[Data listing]
=======
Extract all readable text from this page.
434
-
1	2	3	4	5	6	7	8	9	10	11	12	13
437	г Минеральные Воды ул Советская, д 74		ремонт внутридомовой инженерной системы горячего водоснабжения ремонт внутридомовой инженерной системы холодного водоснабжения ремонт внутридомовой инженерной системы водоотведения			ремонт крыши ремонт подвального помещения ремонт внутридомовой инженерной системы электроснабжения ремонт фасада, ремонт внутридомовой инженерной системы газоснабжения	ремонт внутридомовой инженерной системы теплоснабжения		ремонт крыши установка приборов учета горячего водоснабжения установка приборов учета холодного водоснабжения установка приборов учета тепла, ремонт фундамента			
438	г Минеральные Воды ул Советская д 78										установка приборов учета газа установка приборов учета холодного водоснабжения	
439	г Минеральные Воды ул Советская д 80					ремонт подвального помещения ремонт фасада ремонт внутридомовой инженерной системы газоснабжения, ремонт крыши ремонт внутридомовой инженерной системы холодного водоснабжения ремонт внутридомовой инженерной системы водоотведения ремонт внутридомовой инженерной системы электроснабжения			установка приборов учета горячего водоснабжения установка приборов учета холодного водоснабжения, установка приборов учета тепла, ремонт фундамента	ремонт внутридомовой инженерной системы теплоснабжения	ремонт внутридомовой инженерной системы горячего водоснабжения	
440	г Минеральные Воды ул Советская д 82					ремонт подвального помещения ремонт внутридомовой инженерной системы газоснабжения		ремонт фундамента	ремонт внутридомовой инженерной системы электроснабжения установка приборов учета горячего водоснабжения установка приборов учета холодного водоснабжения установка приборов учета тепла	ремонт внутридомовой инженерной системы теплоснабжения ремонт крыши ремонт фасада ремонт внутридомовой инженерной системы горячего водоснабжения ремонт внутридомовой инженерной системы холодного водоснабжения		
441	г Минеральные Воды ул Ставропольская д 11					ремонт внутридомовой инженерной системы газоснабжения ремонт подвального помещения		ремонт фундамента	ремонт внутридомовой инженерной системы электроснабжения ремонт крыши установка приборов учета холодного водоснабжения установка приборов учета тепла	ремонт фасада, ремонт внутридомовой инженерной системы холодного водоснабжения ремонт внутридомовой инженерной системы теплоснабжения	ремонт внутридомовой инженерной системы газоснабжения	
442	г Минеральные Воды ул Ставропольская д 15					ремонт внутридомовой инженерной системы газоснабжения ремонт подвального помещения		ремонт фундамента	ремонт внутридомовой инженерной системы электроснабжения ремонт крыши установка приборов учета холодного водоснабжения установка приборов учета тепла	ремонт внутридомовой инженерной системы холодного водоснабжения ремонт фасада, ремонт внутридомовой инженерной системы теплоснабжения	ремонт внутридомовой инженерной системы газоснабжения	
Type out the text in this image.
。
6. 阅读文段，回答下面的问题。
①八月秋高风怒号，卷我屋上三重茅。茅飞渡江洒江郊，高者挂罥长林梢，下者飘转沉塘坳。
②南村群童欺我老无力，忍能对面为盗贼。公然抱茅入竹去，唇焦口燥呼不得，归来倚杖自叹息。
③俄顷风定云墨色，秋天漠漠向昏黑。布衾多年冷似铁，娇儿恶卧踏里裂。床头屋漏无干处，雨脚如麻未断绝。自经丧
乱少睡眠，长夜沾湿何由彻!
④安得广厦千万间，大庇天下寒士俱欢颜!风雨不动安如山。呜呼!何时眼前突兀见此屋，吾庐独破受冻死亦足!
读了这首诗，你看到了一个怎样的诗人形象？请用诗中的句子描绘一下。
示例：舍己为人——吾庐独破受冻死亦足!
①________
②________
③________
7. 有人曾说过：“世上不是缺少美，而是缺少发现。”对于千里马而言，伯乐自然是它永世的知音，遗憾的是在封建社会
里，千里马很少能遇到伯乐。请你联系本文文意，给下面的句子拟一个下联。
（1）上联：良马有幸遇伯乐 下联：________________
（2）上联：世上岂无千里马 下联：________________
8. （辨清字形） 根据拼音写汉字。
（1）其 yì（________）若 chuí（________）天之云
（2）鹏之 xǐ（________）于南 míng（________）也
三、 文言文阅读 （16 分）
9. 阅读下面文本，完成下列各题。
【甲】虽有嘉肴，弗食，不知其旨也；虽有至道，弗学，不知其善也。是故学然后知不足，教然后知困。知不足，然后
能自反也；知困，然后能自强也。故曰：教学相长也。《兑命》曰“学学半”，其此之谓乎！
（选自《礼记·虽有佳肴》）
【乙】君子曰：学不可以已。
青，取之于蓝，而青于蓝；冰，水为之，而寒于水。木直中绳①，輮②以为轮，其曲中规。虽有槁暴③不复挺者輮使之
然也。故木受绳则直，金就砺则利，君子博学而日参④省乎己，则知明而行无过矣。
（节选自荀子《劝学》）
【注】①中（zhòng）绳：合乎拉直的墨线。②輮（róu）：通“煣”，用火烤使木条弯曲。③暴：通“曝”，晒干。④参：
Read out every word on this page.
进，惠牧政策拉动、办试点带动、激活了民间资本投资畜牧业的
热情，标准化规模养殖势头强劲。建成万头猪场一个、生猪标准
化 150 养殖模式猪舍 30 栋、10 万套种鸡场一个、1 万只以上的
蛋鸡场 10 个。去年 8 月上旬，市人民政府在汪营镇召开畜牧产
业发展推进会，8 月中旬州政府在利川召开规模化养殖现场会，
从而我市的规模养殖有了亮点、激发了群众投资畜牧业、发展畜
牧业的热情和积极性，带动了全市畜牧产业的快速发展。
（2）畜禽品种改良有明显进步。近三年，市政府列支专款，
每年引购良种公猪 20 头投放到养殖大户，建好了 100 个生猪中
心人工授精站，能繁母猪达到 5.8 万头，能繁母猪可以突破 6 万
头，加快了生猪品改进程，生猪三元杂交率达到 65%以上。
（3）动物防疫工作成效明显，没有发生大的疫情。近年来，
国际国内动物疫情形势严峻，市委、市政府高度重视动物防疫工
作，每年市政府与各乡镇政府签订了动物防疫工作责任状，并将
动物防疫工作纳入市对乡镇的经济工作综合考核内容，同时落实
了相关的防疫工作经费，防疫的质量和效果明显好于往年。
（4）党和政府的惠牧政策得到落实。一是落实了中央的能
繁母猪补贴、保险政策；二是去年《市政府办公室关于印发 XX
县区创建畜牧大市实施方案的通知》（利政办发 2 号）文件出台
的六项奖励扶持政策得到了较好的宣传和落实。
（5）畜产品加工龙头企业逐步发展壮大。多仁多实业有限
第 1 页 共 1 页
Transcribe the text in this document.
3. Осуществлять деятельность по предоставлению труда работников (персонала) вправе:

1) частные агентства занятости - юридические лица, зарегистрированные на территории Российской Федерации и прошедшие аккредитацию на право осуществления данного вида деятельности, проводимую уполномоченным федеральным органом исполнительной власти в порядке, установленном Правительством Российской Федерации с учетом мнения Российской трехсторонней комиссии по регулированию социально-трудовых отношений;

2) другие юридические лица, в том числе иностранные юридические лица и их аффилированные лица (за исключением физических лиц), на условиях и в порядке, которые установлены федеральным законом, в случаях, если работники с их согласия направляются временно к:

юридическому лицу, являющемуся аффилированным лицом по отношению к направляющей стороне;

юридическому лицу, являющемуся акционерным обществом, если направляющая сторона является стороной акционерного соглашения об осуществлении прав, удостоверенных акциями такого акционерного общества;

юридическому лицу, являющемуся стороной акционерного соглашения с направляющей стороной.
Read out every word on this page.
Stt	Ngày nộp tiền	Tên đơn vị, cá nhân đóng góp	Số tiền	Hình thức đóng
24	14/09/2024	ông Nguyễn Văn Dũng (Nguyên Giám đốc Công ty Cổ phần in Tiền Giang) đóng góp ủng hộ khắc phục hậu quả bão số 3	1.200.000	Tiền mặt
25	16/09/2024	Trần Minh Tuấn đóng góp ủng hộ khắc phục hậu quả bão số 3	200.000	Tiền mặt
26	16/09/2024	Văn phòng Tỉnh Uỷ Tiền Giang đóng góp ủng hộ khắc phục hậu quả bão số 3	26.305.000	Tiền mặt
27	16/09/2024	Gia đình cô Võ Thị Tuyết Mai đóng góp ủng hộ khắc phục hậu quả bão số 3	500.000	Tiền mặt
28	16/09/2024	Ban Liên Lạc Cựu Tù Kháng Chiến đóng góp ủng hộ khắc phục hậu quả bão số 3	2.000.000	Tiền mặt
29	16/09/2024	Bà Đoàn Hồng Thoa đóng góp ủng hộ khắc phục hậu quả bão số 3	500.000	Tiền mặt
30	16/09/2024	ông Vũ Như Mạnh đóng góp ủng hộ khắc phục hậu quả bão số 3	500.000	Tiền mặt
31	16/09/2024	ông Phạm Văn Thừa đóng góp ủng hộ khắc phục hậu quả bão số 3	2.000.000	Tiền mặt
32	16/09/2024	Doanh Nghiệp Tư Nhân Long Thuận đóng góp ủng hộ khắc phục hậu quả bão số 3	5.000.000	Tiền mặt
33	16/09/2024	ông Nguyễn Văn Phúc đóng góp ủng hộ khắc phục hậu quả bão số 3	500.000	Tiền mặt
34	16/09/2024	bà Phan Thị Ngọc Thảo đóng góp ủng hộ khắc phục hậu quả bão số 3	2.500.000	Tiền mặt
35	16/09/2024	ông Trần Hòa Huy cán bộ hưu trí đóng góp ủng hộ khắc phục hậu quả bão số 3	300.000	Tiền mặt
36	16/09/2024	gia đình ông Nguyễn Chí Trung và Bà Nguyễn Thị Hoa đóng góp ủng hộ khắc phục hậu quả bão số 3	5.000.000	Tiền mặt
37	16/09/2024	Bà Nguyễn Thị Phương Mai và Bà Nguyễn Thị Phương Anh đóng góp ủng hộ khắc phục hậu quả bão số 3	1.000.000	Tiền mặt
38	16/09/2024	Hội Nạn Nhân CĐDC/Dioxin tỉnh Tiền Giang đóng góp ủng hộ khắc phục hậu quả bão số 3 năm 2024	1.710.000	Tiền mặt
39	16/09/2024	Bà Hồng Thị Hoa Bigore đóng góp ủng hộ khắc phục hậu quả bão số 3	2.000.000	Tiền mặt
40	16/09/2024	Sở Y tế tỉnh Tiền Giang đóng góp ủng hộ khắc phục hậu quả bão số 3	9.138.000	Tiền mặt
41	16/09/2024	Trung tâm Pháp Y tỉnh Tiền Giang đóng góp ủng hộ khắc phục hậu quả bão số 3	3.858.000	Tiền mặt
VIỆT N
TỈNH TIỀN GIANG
=======
Your instructions —
Gather all lines with the string "федеральным" from the data.

The solution —
1) частные агентства занятости - юридические лица, зарегистрированные на территории Российской Федерации и прошедшие аккредитацию на право осуществления данного вида деятельности, проводимую уполномоченным федеральным органом исполнительной власти в порядке, установленном Правительством Российской Федерации с учетом мнения Российской трехсторонней комиссии по регулированию социально-трудовых отношений;
2) другие юридические лица, в том числе иностранные юридические лица и их аффилированные лица (за исключением физических лиц), на условиях и в порядке, которые установлены федеральным законом, в случаях, если работники с их согласия направляются временно к:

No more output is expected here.